Required task | Count how many lines in the material below hold the word "Update"; the reply is that number alone.

[start Listing]

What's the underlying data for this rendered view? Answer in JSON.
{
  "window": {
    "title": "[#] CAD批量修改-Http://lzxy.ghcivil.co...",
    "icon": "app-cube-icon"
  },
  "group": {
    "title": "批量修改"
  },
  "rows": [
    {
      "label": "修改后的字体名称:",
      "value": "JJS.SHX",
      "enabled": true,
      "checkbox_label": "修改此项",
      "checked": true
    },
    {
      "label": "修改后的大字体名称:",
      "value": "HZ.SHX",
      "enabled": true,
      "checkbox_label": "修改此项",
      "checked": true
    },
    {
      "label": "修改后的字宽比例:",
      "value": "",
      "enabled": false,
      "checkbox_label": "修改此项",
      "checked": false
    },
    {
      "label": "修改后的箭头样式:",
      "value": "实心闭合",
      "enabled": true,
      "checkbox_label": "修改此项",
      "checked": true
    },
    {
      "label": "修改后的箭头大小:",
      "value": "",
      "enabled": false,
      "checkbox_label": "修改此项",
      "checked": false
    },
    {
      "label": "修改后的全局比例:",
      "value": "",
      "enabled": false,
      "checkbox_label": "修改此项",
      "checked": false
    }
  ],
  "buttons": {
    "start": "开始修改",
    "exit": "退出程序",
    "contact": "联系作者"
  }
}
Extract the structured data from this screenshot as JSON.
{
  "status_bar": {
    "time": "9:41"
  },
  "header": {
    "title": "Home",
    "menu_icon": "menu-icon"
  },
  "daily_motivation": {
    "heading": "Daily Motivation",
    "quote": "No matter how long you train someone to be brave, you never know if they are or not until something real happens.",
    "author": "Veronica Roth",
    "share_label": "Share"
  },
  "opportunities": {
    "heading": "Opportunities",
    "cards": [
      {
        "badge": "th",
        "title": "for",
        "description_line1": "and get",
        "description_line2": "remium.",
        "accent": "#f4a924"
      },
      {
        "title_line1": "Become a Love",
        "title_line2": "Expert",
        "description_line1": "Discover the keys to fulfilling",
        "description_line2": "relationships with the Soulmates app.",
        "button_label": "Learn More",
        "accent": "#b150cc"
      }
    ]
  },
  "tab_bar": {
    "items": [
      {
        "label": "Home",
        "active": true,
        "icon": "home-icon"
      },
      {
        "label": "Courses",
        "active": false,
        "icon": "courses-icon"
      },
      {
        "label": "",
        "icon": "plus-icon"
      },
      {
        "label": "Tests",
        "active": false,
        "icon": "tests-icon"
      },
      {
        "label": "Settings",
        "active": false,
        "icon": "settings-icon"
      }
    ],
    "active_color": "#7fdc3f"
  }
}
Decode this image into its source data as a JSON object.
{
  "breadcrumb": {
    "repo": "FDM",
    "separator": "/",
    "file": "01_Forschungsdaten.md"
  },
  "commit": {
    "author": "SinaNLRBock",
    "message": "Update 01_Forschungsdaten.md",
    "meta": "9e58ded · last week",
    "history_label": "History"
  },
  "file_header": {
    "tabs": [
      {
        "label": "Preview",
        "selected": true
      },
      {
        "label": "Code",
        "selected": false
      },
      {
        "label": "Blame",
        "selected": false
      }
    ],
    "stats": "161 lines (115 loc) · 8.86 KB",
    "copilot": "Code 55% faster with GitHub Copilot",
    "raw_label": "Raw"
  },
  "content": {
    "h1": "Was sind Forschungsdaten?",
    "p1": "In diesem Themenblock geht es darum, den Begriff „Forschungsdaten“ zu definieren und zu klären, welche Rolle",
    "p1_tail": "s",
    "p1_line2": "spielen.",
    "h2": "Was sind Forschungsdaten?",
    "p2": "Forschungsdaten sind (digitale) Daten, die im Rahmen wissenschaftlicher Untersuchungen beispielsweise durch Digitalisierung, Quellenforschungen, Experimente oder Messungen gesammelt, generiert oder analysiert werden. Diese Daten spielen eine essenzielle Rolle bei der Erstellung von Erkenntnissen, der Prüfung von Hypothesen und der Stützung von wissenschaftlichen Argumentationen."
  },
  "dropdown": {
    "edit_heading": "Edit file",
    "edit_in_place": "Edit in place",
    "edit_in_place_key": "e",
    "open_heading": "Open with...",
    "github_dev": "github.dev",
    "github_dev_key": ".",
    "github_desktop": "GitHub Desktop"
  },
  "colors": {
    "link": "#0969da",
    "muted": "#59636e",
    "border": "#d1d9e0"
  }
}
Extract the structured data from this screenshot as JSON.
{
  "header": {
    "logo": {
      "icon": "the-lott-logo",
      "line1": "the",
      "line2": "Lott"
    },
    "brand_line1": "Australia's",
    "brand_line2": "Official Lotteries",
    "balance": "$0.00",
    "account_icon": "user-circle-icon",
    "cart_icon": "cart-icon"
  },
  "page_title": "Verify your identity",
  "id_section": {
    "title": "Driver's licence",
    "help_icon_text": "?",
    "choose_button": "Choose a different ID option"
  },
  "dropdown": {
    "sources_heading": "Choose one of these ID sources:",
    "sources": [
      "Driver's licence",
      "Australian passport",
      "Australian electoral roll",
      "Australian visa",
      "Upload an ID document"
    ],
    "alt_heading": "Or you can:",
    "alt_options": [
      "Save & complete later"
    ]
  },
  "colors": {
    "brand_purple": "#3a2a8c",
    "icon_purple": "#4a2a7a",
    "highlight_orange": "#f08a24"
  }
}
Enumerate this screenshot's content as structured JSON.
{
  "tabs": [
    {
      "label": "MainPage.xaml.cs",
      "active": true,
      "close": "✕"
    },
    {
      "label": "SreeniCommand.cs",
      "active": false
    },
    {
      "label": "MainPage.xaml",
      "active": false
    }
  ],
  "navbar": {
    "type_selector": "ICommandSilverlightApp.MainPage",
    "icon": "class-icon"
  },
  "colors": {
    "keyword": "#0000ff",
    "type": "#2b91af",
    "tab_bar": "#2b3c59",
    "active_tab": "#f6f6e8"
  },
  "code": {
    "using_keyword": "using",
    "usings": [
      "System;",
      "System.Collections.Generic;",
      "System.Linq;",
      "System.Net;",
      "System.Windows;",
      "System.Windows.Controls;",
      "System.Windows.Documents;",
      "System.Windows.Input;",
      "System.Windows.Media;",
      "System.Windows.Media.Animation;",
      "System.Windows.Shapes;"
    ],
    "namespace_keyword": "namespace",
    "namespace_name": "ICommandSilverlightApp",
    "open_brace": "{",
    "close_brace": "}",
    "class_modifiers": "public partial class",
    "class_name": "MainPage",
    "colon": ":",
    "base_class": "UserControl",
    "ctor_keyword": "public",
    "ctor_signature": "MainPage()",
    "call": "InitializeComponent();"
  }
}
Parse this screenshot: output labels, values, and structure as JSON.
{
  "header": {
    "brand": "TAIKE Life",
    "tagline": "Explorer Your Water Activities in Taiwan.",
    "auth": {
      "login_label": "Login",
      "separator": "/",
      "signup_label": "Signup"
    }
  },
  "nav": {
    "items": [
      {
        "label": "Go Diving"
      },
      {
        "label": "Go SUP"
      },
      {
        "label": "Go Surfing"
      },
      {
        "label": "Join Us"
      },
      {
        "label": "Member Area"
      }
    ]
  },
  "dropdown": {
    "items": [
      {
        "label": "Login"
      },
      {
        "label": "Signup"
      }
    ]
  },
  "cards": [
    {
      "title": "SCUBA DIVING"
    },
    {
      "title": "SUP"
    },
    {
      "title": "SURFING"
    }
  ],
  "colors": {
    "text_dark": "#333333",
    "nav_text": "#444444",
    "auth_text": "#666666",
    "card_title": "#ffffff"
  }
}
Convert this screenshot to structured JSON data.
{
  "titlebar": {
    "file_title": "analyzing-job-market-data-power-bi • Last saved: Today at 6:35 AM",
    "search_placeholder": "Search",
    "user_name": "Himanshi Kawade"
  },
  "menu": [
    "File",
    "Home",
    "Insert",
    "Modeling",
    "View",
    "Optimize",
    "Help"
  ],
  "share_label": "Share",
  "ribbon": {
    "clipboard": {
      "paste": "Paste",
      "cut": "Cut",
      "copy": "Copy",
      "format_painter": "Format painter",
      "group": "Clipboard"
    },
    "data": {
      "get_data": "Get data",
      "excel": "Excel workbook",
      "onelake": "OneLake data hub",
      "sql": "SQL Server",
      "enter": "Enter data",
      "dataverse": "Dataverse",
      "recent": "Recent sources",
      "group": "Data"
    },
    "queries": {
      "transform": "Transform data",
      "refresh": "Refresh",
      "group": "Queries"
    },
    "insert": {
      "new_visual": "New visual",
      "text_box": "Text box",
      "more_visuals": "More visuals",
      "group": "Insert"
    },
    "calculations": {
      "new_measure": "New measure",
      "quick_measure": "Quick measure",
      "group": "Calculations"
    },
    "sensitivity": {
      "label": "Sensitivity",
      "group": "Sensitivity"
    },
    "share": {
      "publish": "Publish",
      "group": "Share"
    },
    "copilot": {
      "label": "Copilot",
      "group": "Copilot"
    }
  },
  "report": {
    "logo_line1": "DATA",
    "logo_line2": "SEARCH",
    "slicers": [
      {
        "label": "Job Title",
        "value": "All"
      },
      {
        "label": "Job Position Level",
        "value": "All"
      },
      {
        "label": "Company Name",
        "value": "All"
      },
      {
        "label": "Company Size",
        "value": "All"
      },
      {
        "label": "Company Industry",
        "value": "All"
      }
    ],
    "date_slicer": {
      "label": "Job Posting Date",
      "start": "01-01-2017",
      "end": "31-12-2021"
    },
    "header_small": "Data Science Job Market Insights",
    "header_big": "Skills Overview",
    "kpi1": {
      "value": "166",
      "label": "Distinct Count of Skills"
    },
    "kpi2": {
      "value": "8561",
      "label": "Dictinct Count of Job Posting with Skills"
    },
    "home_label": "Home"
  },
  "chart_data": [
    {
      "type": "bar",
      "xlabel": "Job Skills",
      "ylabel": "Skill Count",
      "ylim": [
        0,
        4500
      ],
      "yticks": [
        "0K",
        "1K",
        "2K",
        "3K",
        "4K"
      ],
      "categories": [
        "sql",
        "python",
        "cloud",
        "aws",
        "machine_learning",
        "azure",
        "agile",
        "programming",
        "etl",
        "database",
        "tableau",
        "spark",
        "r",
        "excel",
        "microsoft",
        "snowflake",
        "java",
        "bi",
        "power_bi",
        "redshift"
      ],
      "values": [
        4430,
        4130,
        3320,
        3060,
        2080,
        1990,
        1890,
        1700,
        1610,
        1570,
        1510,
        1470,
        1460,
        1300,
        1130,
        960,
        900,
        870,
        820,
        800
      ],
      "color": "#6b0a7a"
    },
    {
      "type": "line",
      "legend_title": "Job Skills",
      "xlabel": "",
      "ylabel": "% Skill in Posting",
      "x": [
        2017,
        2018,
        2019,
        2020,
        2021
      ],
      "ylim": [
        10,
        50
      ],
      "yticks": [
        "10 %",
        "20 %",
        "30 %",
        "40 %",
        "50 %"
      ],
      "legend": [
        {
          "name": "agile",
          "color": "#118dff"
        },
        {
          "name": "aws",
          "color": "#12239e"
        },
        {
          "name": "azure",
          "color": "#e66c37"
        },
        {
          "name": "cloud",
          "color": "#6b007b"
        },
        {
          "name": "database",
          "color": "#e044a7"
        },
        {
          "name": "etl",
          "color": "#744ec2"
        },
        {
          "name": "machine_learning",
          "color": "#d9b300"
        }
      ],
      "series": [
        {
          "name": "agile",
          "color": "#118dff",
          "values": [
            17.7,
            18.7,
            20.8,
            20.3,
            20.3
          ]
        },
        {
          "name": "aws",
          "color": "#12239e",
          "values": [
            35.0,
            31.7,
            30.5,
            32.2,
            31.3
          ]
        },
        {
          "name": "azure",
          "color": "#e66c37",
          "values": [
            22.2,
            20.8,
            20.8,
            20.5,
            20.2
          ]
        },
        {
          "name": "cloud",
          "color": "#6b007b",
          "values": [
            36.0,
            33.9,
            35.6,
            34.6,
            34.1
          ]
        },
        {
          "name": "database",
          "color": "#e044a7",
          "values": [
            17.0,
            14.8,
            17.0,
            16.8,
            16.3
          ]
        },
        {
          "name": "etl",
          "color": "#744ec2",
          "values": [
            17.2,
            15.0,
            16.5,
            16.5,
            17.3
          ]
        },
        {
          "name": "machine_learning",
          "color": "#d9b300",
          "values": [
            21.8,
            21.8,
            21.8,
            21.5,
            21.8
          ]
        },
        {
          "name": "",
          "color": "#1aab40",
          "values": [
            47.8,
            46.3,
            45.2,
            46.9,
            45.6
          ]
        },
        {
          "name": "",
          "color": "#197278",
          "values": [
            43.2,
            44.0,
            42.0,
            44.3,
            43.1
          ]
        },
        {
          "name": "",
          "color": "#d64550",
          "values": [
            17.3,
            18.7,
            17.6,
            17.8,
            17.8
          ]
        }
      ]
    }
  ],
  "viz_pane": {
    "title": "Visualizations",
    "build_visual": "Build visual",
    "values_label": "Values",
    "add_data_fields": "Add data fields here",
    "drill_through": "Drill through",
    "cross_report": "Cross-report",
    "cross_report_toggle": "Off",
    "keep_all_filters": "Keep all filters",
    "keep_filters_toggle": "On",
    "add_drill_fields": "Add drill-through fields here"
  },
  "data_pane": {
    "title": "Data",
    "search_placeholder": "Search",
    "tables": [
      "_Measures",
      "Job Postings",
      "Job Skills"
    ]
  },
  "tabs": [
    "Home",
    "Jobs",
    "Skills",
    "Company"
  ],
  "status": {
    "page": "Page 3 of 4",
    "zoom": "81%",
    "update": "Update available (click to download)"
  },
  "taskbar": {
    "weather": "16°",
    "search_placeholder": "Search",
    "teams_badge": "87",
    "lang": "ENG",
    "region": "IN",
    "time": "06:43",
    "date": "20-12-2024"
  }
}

[end Listing]

Right answer | 2